Keep the pictures out of the copy and print all the entries below exactly.

>> Begin Dataset entries

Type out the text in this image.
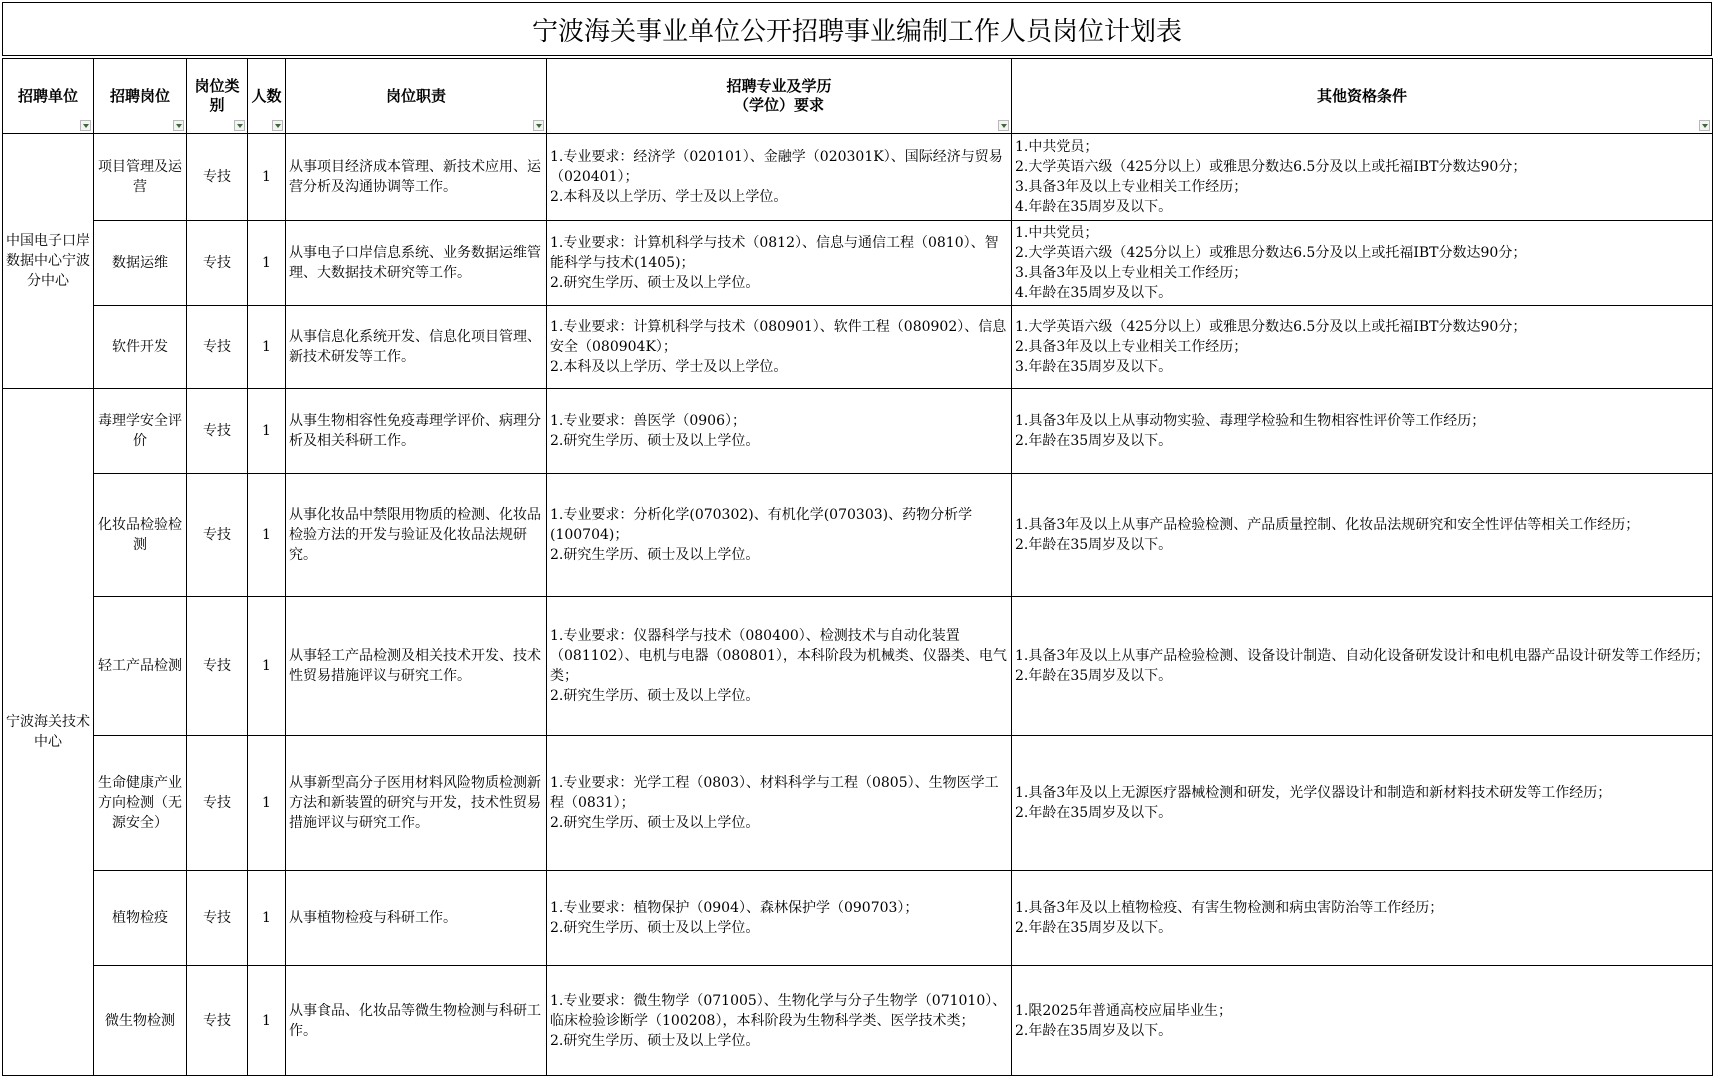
宁波海关事业单位公开招聘事业编制工作人员岗位计划表
招聘单位	招聘岗位	岗位类别	人数	岗位职责	招聘专业及学历
（学位）要求	其他资格条件

中国电子口岸数据中心宁波分中心	项目管理及运营	专技	1	从事项目经济成本管理、新技术应用、运营分析及沟通协调等工作。	1.专业要求：经济学（020101）、金融学（020301K）、国际经济与贸易（020401）；
2.本科及以上学历、学士及以上学位。	1.中共党员；
2.大学英语六级（425分以上）或雅思分数达6.5分及以上或托福IBT分数达90分；
3.具备3年及以上专业相关工作经历；
4.年龄在35周岁及以下。
	数据运维	专技	1	从事电子口岸信息系统、业务数据运维管理、大数据技术研究等工作。	1.专业要求：计算机科学与技术（0812）、信息与通信工程（0810）、智能科学与技术(1405)；
2.研究生学历、硕士及以上学位。	1.中共党员；
2.大学英语六级（425分以上）或雅思分数达6.5分及以上或托福IBT分数达90分；
3.具备3年及以上专业相关工作经历；
4.年龄在35周岁及以下。
	软件开发	专技	1	从事信息化系统开发、信息化项目管理、新技术研发等工作。	1.专业要求：计算机科学与技术（080901）、软件工程（080902）、信息安全（080904K）；
2.本科及以上学历、学士及以上学位。	1.大学英语六级（425分以上）或雅思分数达6.5分及以上或托福IBT分数达90分；
2.具备3年及以上专业相关工作经历；
3.年龄在35周岁及以下。
宁波海关技术中心	毒理学安全评价	专技	1	从事生物相容性免疫毒理学评价、病理分析及相关科研工作。	1.专业要求：兽医学（0906）；
2.研究生学历、硕士及以上学位。	1.具备3年及以上从事动物实验、毒理学检验和生物相容性评价等工作经历；
2.年龄在35周岁及以下。
	化妆品检验检测	专技	1	从事化妆品中禁限用物质的检测、化妆品检验方法的开发与验证及化妆品法规研究。	1.专业要求：分析化学(070302)、有机化学(070303)、药物分析学(100704)；
2.研究生学历、硕士及以上学位。	1.具备3年及以上从事产品检验检测、产品质量控制、化妆品法规研究和安全性评估等相关工作经历；
2.年龄在35周岁及以下。
	轻工产品检测	专技	1	从事轻工产品检测及相关技术开发、技术性贸易措施评议与研究工作。	1.专业要求：仪器科学与技术（080400）、检测技术与自动化装置（081102）、电机与电器（080801），本科阶段为机械类、仪器类、电气类；
2.研究生学历、硕士及以上学位。	1.具备3年及以上从事产品检验检测、设备设计制造、自动化设备研发设计和电机电器产品设计研发等工作经历；
2.年龄在35周岁及以下。
	生命健康产业方向检测（无源安全）	专技	1	从事新型高分子医用材料风险物质检测新方法和新装置的研究与开发，技术性贸易措施评议与研究工作。	1.专业要求：光学工程（0803）、材料科学与工程（0805）、生物医学工程（0831）；
2.研究生学历、硕士及以上学位。	1.具备3年及以上无源医疗器械检测和研发，光学仪器设计和制造和新材料技术研发等工作经历；
2.年龄在35周岁及以下。
	植物检疫	专技	1	从事植物检疫与科研工作。	1.专业要求：植物保护（0904）、森林保护学（090703）；
2.研究生学历、硕士及以上学位。	1.具备3年及以上植物检疫、有害生物检测和病虫害防治等工作经历；
2.年龄在35周岁及以下。
	微生物检测	专技	1	从事食品、化妆品等微生物检测与科研工作。	1.专业要求：微生物学（071005）、生物化学与分子生物学（071010）、临床检验诊断学（100208），本科阶段为生物科学类、医学技术类；
2.研究生学历、硕士及以上学位。	1.限2025年普通高校应届毕业生；
2.年龄在35周岁及以下。
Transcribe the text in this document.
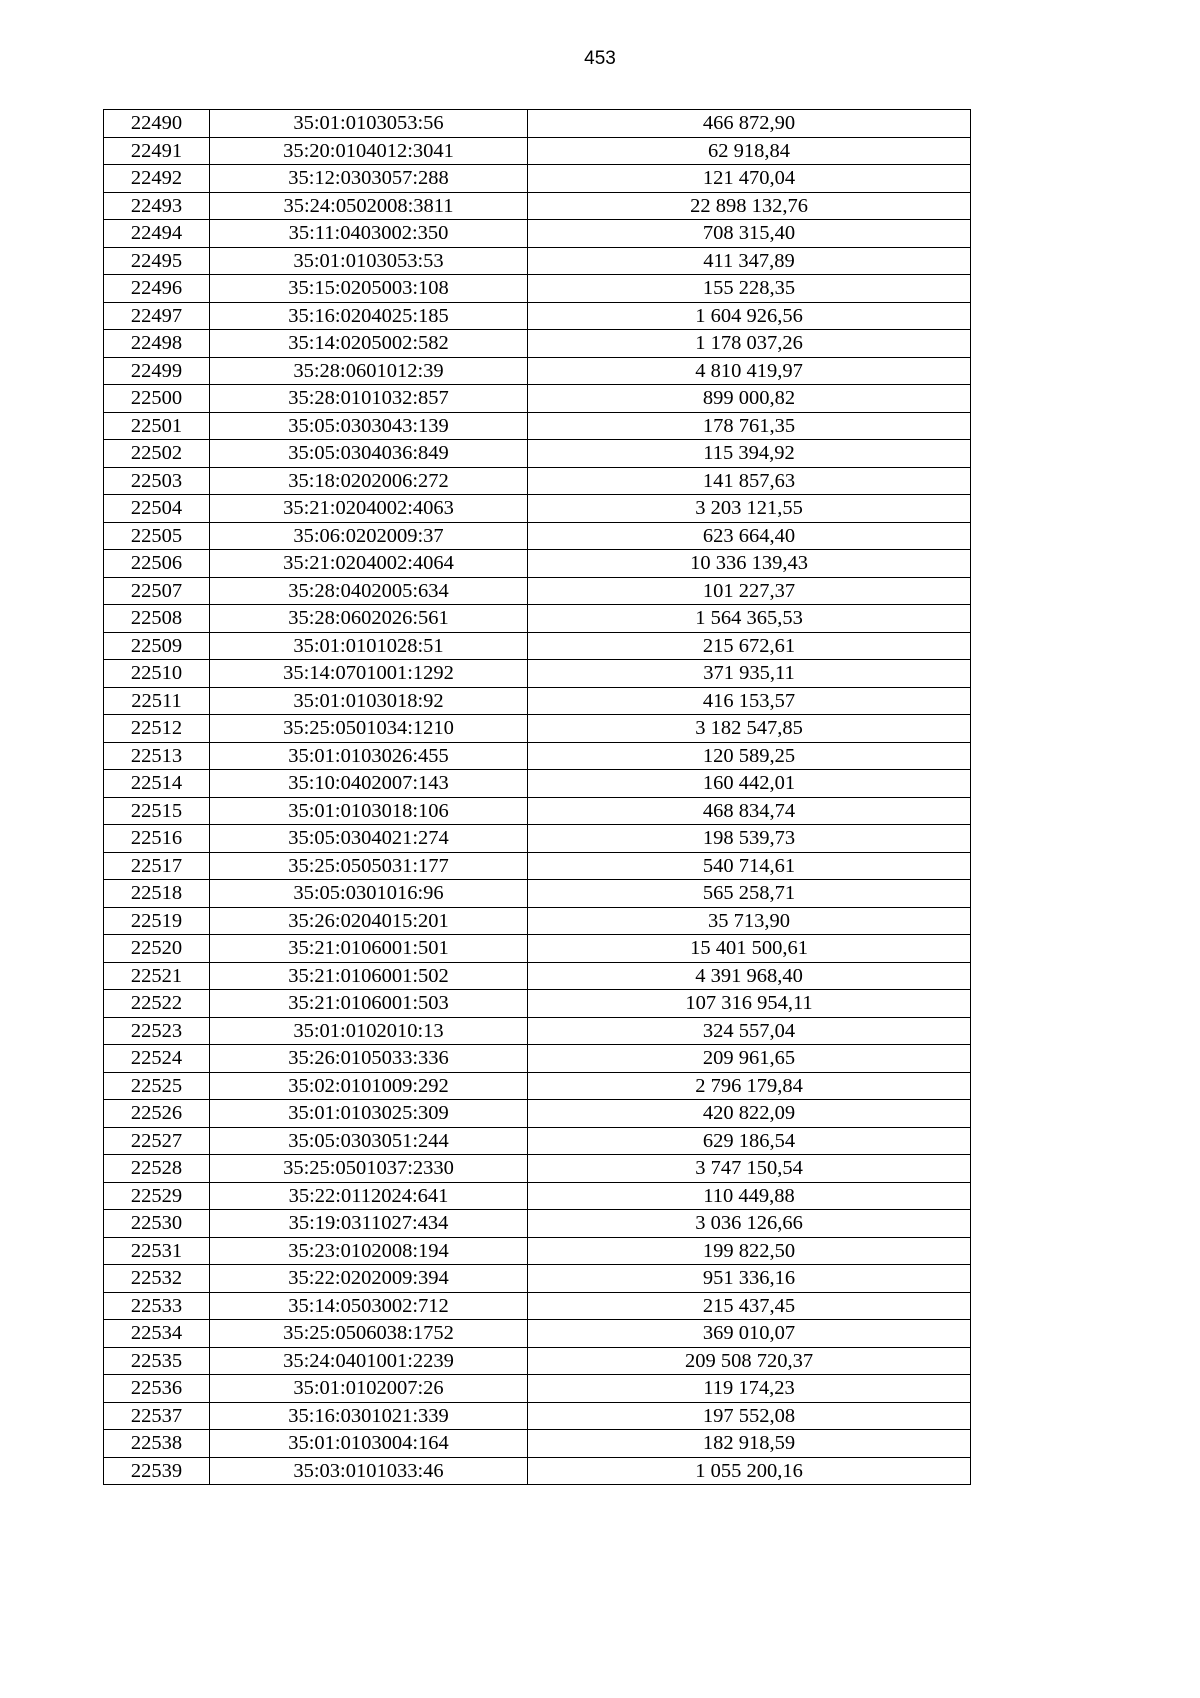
453
22490	35:01:0103053:56	466 872,90
22491	35:20:0104012:3041	62 918,84
22492	35:12:0303057:288	121 470,04
22493	35:24:0502008:3811	22 898 132,76
22494	35:11:0403002:350	708 315,40
22495	35:01:0103053:53	411 347,89
22496	35:15:0205003:108	155 228,35
22497	35:16:0204025:185	1 604 926,56
22498	35:14:0205002:582	1 178 037,26
22499	35:28:0601012:39	4 810 419,97
22500	35:28:0101032:857	899 000,82
22501	35:05:0303043:139	178 761,35
22502	35:05:0304036:849	115 394,92
22503	35:18:0202006:272	141 857,63
22504	35:21:0204002:4063	3 203 121,55
22505	35:06:0202009:37	623 664,40
22506	35:21:0204002:4064	10 336 139,43
22507	35:28:0402005:634	101 227,37
22508	35:28:0602026:561	1 564 365,53
22509	35:01:0101028:51	215 672,61
22510	35:14:0701001:1292	371 935,11
22511	35:01:0103018:92	416 153,57
22512	35:25:0501034:1210	3 182 547,85
22513	35:01:0103026:455	120 589,25
22514	35:10:0402007:143	160 442,01
22515	35:01:0103018:106	468 834,74
22516	35:05:0304021:274	198 539,73
22517	35:25:0505031:177	540 714,61
22518	35:05:0301016:96	565 258,71
22519	35:26:0204015:201	35 713,90
22520	35:21:0106001:501	15 401 500,61
22521	35:21:0106001:502	4 391 968,40
22522	35:21:0106001:503	107 316 954,11
22523	35:01:0102010:13	324 557,04
22524	35:26:0105033:336	209 961,65
22525	35:02:0101009:292	2 796 179,84
22526	35:01:0103025:309	420 822,09
22527	35:05:0303051:244	629 186,54
22528	35:25:0501037:2330	3 747 150,54
22529	35:22:0112024:641	110 449,88
22530	35:19:0311027:434	3 036 126,66
22531	35:23:0102008:194	199 822,50
22532	35:22:0202009:394	951 336,16
22533	35:14:0503002:712	215 437,45
22534	35:25:0506038:1752	369 010,07
22535	35:24:0401001:2239	209 508 720,37
22536	35:01:0102007:26	119 174,23
22537	35:16:0301021:339	197 552,08
22538	35:01:0103004:164	182 918,59
22539	35:03:0101033:46	1 055 200,16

>> End Dataset entries

▶ _The solution_
Type out the text in this image.
宁波海关事业单位公开招聘事业编制工作人员岗位计划表
招聘单位	招聘岗位	岗位类别	人数	岗位职责	招聘专业及学历
（学位）要求	其他资格条件

中国电子口岸数据中心宁波分中心	项目管理及运营	专技	1	从事项目经济成本管理、新技术应用、运营分析及沟通协调等工作。	1.专业要求：经济学（020101）、金融学（020301K）、国际经济与贸易（020401）；
2.本科及以上学历、学士及以上学位。	1.中共党员；
2.大学英语六级（425分以上）或雅思分数达6.5分及以上或托福IBT分数达90分；
3.具备3年及以上专业相关工作经历；
4.年龄在35周岁及以下。
	数据运维	专技	1	从事电子口岸信息系统、业务数据运维管理、大数据技术研究等工作。	1.专业要求：计算机科学与技术（0812）、信息与通信工程（0810）、智能科学与技术(1405)；
2.研究生学历、硕士及以上学位。	1.中共党员；
2.大学英语六级（425分以上）或雅思分数达6.5分及以上或托福IBT分数达90分；
3.具备3年及以上专业相关工作经历；
4.年龄在35周岁及以下。
	软件开发	专技	1	从事信息化系统开发、信息化项目管理、新技术研发等工作。	1.专业要求：计算机科学与技术（080901）、软件工程（080902）、信息安全（080904K）；
2.本科及以上学历、学士及以上学位。	1.大学英语六级（425分以上）或雅思分数达6.5分及以上或托福IBT分数达90分；
2.具备3年及以上专业相关工作经历；
3.年龄在35周岁及以下。
宁波海关技术中心	毒理学安全评价	专技	1	从事生物相容性免疫毒理学评价、病理分析及相关科研工作。	1.专业要求：兽医学（0906）；
2.研究生学历、硕士及以上学位。	1.具备3年及以上从事动物实验、毒理学检验和生物相容性评价等工作经历；
2.年龄在35周岁及以下。
	化妆品检验检测	专技	1	从事化妆品中禁限用物质的检测、化妆品检验方法的开发与验证及化妆品法规研究。	1.专业要求：分析化学(070302)、有机化学(070303)、药物分析学(100704)；
2.研究生学历、硕士及以上学位。	1.具备3年及以上从事产品检验检测、产品质量控制、化妆品法规研究和安全性评估等相关工作经历；
2.年龄在35周岁及以下。
	轻工产品检测	专技	1	从事轻工产品检测及相关技术开发、技术性贸易措施评议与研究工作。	1.专业要求：仪器科学与技术（080400）、检测技术与自动化装置（081102）、电机与电器（080801），本科阶段为机械类、仪器类、电气类；
2.研究生学历、硕士及以上学位。	1.具备3年及以上从事产品检验检测、设备设计制造、自动化设备研发设计和电机电器产品设计研发等工作经历；
2.年龄在35周岁及以下。
	生命健康产业方向检测（无源安全）	专技	1	从事新型高分子医用材料风险物质检测新方法和新装置的研究与开发，技术性贸易措施评议与研究工作。	1.专业要求：光学工程（0803）、材料科学与工程（0805）、生物医学工程（0831）；
2.研究生学历、硕士及以上学位。	1.具备3年及以上无源医疗器械检测和研发，光学仪器设计和制造和新材料技术研发等工作经历；
2.年龄在35周岁及以下。
	植物检疫	专技	1	从事植物检疫与科研工作。	1.专业要求：植物保护（0904）、森林保护学（090703）；
2.研究生学历、硕士及以上学位。	1.具备3年及以上植物检疫、有害生物检测和病虫害防治等工作经历；
2.年龄在35周岁及以下。
	微生物检测	专技	1	从事食品、化妆品等微生物检测与科研工作。	1.专业要求：微生物学（071005）、生物化学与分子生物学（071010）、临床检验诊断学（100208），本科阶段为生物科学类、医学技术类；
2.研究生学历、硕士及以上学位。	1.限2025年普通高校应届毕业生；
2.年龄在35周岁及以下。
Transcribe the text in this document.
453
22490	35:01:0103053:56	466 872,90
22491	35:20:0104012:3041	62 918,84
22492	35:12:0303057:288	121 470,04
22493	35:24:0502008:3811	22 898 132,76
22494	35:11:0403002:350	708 315,40
22495	35:01:0103053:53	411 347,89
22496	35:15:0205003:108	155 228,35
22497	35:16:0204025:185	1 604 926,56
22498	35:14:0205002:582	1 178 037,26
22499	35:28:0601012:39	4 810 419,97
22500	35:28:0101032:857	899 000,82
22501	35:05:0303043:139	178 761,35
22502	35:05:0304036:849	115 394,92
22503	35:18:0202006:272	141 857,63
22504	35:21:0204002:4063	3 203 121,55
22505	35:06:0202009:37	623 664,40
22506	35:21:0204002:4064	10 336 139,43
22507	35:28:0402005:634	101 227,37
22508	35:28:0602026:561	1 564 365,53
22509	35:01:0101028:51	215 672,61
22510	35:14:0701001:1292	371 935,11
22511	35:01:0103018:92	416 153,57
22512	35:25:0501034:1210	3 182 547,85
22513	35:01:0103026:455	120 589,25
22514	35:10:0402007:143	160 442,01
22515	35:01:0103018:106	468 834,74
22516	35:05:0304021:274	198 539,73
22517	35:25:0505031:177	540 714,61
22518	35:05:0301016:96	565 258,71
22519	35:26:0204015:201	35 713,90
22520	35:21:0106001:501	15 401 500,61
22521	35:21:0106001:502	4 391 968,40
22522	35:21:0106001:503	107 316 954,11
22523	35:01:0102010:13	324 557,04
22524	35:26:0105033:336	209 961,65
22525	35:02:0101009:292	2 796 179,84
22526	35:01:0103025:309	420 822,09
22527	35:05:0303051:244	629 186,54
22528	35:25:0501037:2330	3 747 150,54
22529	35:22:0112024:641	110 449,88
22530	35:19:0311027:434	3 036 126,66
22531	35:23:0102008:194	199 822,50
22532	35:22:0202009:394	951 336,16
22533	35:14:0503002:712	215 437,45
22534	35:25:0506038:1752	369 010,07
22535	35:24:0401001:2239	209 508 720,37
22536	35:01:0102007:26	119 174,23
22537	35:16:0301021:339	197 552,08
22538	35:01:0103004:164	182 918,59
22539	35:03:0101033:46	1 055 200,16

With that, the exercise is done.